● **Records for this task**
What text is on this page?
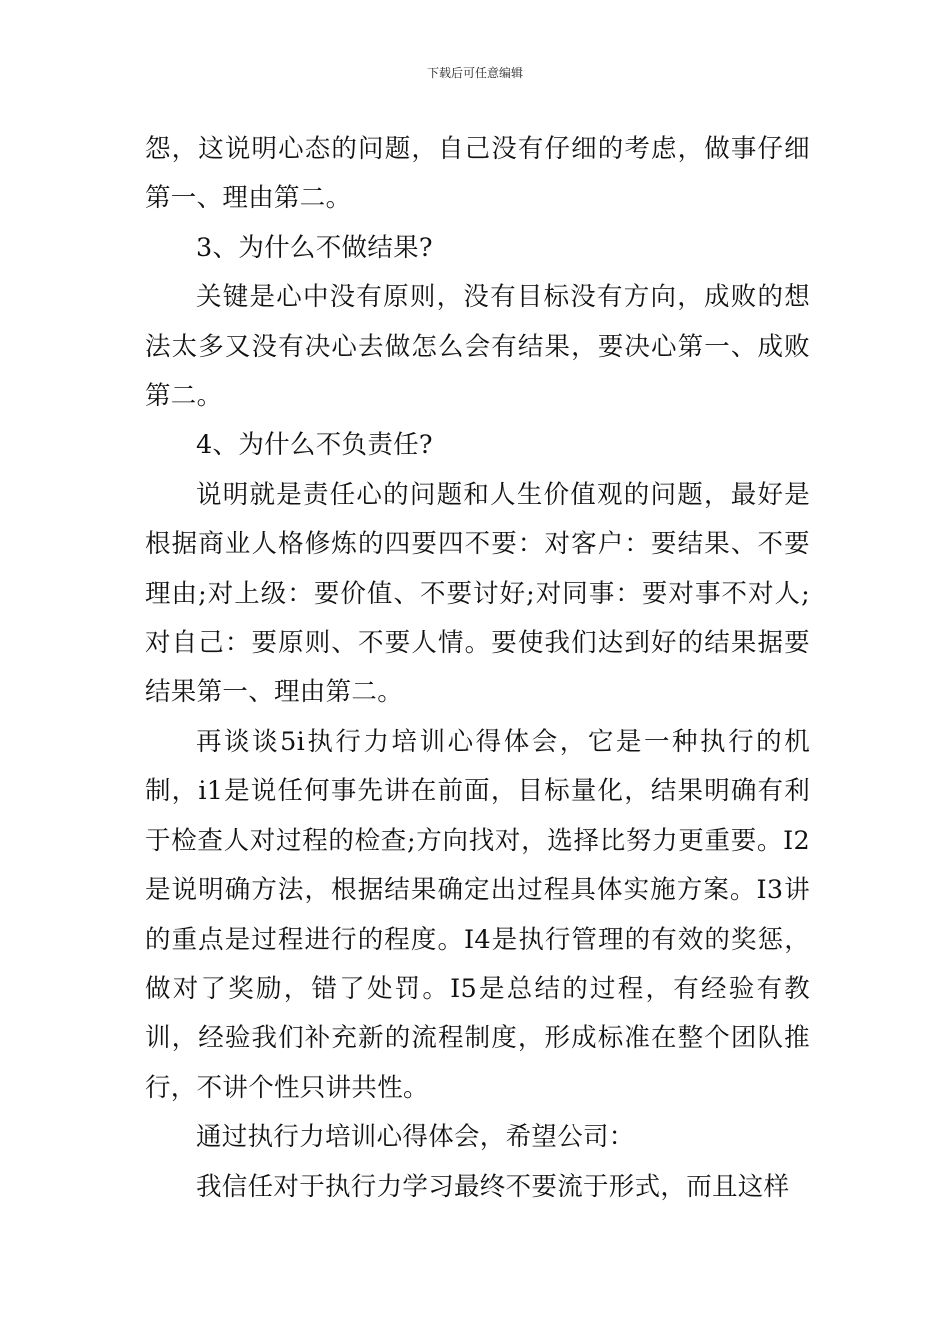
下载后可任意编辑

怨，这说明心态的问题，自己没有仔细的考虑，做事仔细第一、理由第二。

3、为什么不做结果?

关键是心中没有原则，没有目标没有方向，成败的想法太多又没有决心去做怎么会有结果，要决心第一、成败第二。

4、为什么不负责任?

说明就是责任心的问题和人生价值观的问题，最好是根据商业人格修炼的四要四不要：对客户：要结果、不要理由;对上级：要价值、不要讨好;对同事：要对事不对人;对自己：要原则、不要人情。要使我们达到好的结果据要结果第一、理由第二。

再谈谈5i执行力培训心得体会，它是一种执行的机制，i1是说任何事先讲在前面，目标量化，结果明确有利于检查人对过程的检查;方向找对，选择比努力更重要。I2是说明确方法，根据结果确定出过程具体实施方案。I3讲的重点是过程进行的程度。I4是执行管理的有效的奖惩，做对了奖励，错了处罚。I5是总结的过程，有经验有教训，经验我们补充新的流程制度，形成标准在整个团队推行，不讲个性只讲共性。

通过执行力培训心得体会，希望公司：

我信任对于执行力学习最终不要流于形式，而且这样
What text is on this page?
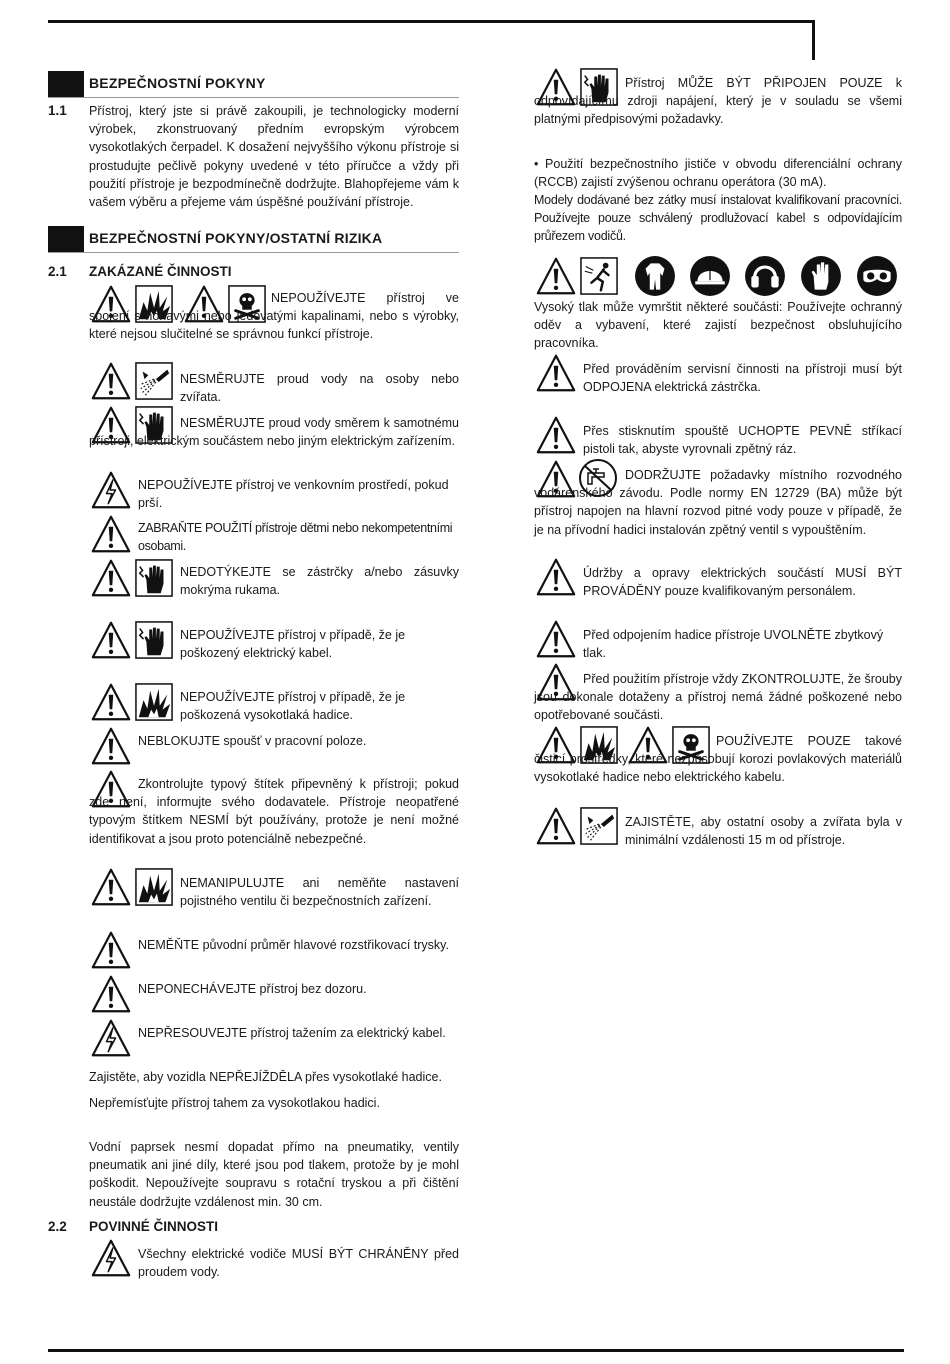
BEZPEČNOSTNÍ POKYNY
1.1 Přístroj, který jste si právě zakoupili, je technologicky moderní výrobek, zkonstruovaný předním evropským výrobcem vysokotlakých čerpadel. K dosažení nejvyššího výkonu přístroje si prostudujte pečlivě pokyny uvedené v této příručce a vždy při použití přístroje je bezpodmínečně dodržujte. Blahopřejeme vám k vašem výběru a přejeme vám úspěšné používání přístroje.
BEZPEČNOSTNÍ POKYNY/OSTATNÍ RIZIKA
2.1 ZAKÁZANÉ ČINNOSTI
NEPOUŽÍVEJTE přístroj ve spojení s hořlavými nebo jedovatými kapalinami, nebo s výrobky, které nejsou slučitelné se správnou funkcí přístroje.
NESMĚRUJTE proud vody na osoby nebo zvířata.
NESMĚRUJTE proud vody směrem k samotnému přístroji, elektrickým součástem nebo jiným elektrickým zařízením.
NEPOUŽÍVEJTE přístroj ve venkovním prostředí, pokud prší.
ZABRAŇTE POUŽITÍ přístroje dětmi nebo nekompetentními osobami.
NEDOTÝKEJTE se zástrčky a/nebo zásuvky mokrýma rukama.
NEPOUŽÍVEJTE přístroj v případě, že je poškozený elektrický kabel.
NEPOUŽÍVEJTE přístroj v případě, že je poškozená vysokotlaká hadice.
NEBLOKUJTE spoušť v pracovní poloze.
Zkontrolujte typový štítek připevněný k přístroji; pokud zde není, informujte svého dodavatele. Přístroje neopatřené typovým štítkem NESMÍ být používány, protože je není možné identifikovat a jsou proto potenciálně nebezpečné.
NEMANIPULUJTE ani neměňte nastavení pojistného ventilu či bezpečnostních zařízení.
NEMĚŇTE původní průměr hlavové rozstřikovací trysky.
NEPONECHÁVEJTE přístroj bez dozoru.
NEPŘESOUVEJTE přístroj tažením za elektrický kabel.
Zajistěte, aby vozidla NEPŘEJÍŽDĚLA přes vysokotlaké hadice.
Nepřemísťujte přístroj tahem za vysokotlakou hadici.
Vodní paprsek nesmí dopadat přímo na pneumatiky, ventily pneumatik ani jiné díly, které jsou pod tlakem, protože by je mohl poškodit. Nepoužívejte soupravu s rotační tryskou a při čištění neustále dodržujte vzdálenost min. 30 cm.
2.2 POVINNÉ ČINNOSTI
Všechny elektrické vodiče MUSÍ BÝT CHRÁNĚNY před proudem vody.
Přístroj MŮŽE BÝT PŘIPOJEN POUZE k odpovídajícímu zdroji napájení, který je v souladu se všemi platnými předpisovými požadavky.
• Použití bezpečnostního jističe v obvodu diferenciální ochrany (RCCB) zajistí zvýšenou ochranu operátora (30 mA).
Modely dodávané bez zátky musí instalovat kvalifikovaní pracovníci. Používejte pouze schválený prodlužovací kabel s odpovídajícím průřezem vodičů.
Vysoký tlak může vymrštit některé součásti: Používejte ochranný oděv a vybavení, které zajistí bezpečnost obsluhujícího pracovníka.
Před prováděním servisní činnosti na přístroji musí být ODPOJENA elektrická zástrčka.
Přes stisknutím spouště UCHOPTE PEVNĚ stříkací pistoli tak, abyste vyrovnali zpětný ráz.
DODRŽUJTE požadavky místního rozvodného vodárenského závodu. Podle normy EN 12729 (BA) může být přístroj napojen na hlavní rozvod pitné vody pouze v případě, že je na přívodní hadici instalován zpětný ventil s vypouštěním.
Údržby a opravy elektrických součástí MUSÍ BÝT PROVÁDĚNY pouze kvalifikovaným personálem.
Před odpojením hadice přístroje UVOLNĚTE zbytkový tlak.
Před použitím přístroje vždy ZKONTROLUJTE, že šrouby jsou dokonale dotaženy a přístroj nemá žádné poškozené nebo opotřebované součásti.
POUŽÍVEJTE POUZE takové čisticí prostředky, které nezpůsobují korozi povlakových materiálů vysokotlaké hadice nebo elektrického kabelu.
ZAJISTĚTE, aby ostatní osoby a zvířata byla v minimální vzdálenosti 15 m od přístroje.
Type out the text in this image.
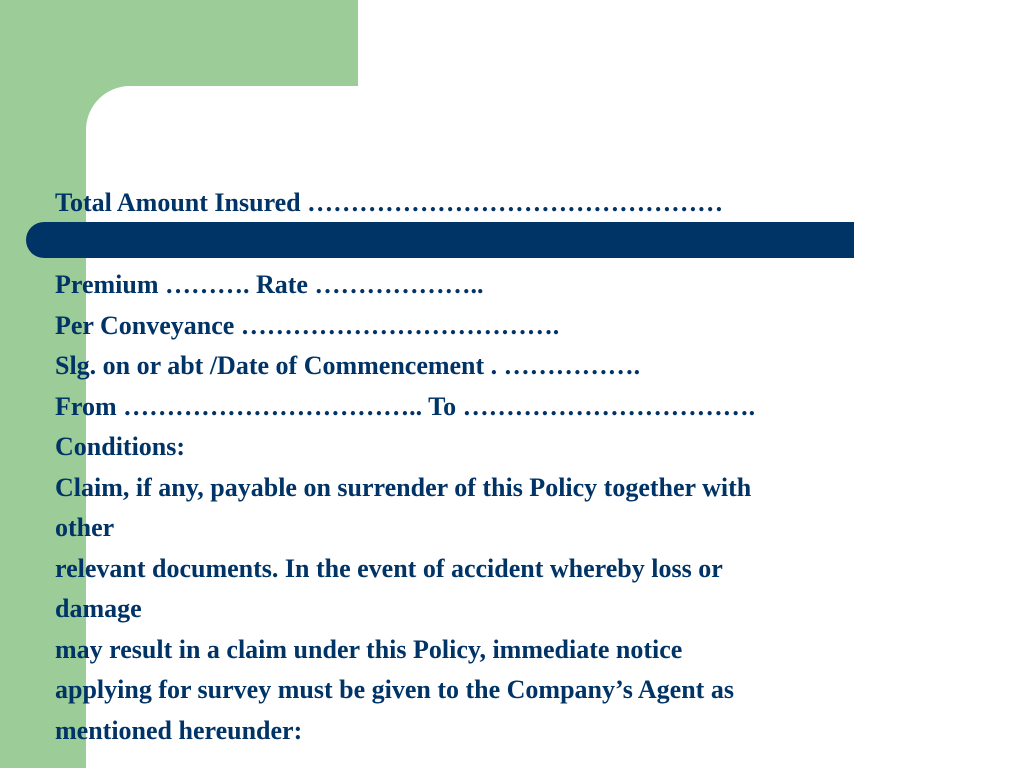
Total Amount Insured …………………………………………
Premium ………. Rate ………………..
Per Conveyance ……………………………….
Slg. on or abt /Date of Commencement . …………….
From …………………………….. To …………………………….
Conditions:
Claim, if any, payable on surrender of this Policy together with
other
relevant documents. In the event of accident whereby loss or
damage
may result in a claim under this Policy, immediate notice
applying for survey must be given to the Company’s Agent as
mentioned hereunder:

● **Stated exercise**
Write out each line of the data that holds the string "které".

● **Result below**
NEPOUŽÍVEJTE přístroj ve spojení s hořlavými nebo jedovatými kapalinami, nebo s výrobky, které nejsou slučitelné se správnou funkcí přístroje.
Vodní paprsek nesmí dopadat přímo na pneumatiky, ventily pneumatik ani jiné díly, které jsou pod tlakem, protože by je mohl poškodit. Nepoužívejte soupravu s rotační tryskou a při čištění neustále dodržujte vzdálenost min. 30 cm.
Vysoký tlak může vymrštit některé součásti: Používejte ochranný oděv a vybavení, které zajistí bezpečnost obsluhujícího pracovníka.
POUŽÍVEJTE POUZE takové čisticí prostředky, které nezpůsobují korozi povlakových materiálů vysokotlaké hadice nebo elektrického kabelu.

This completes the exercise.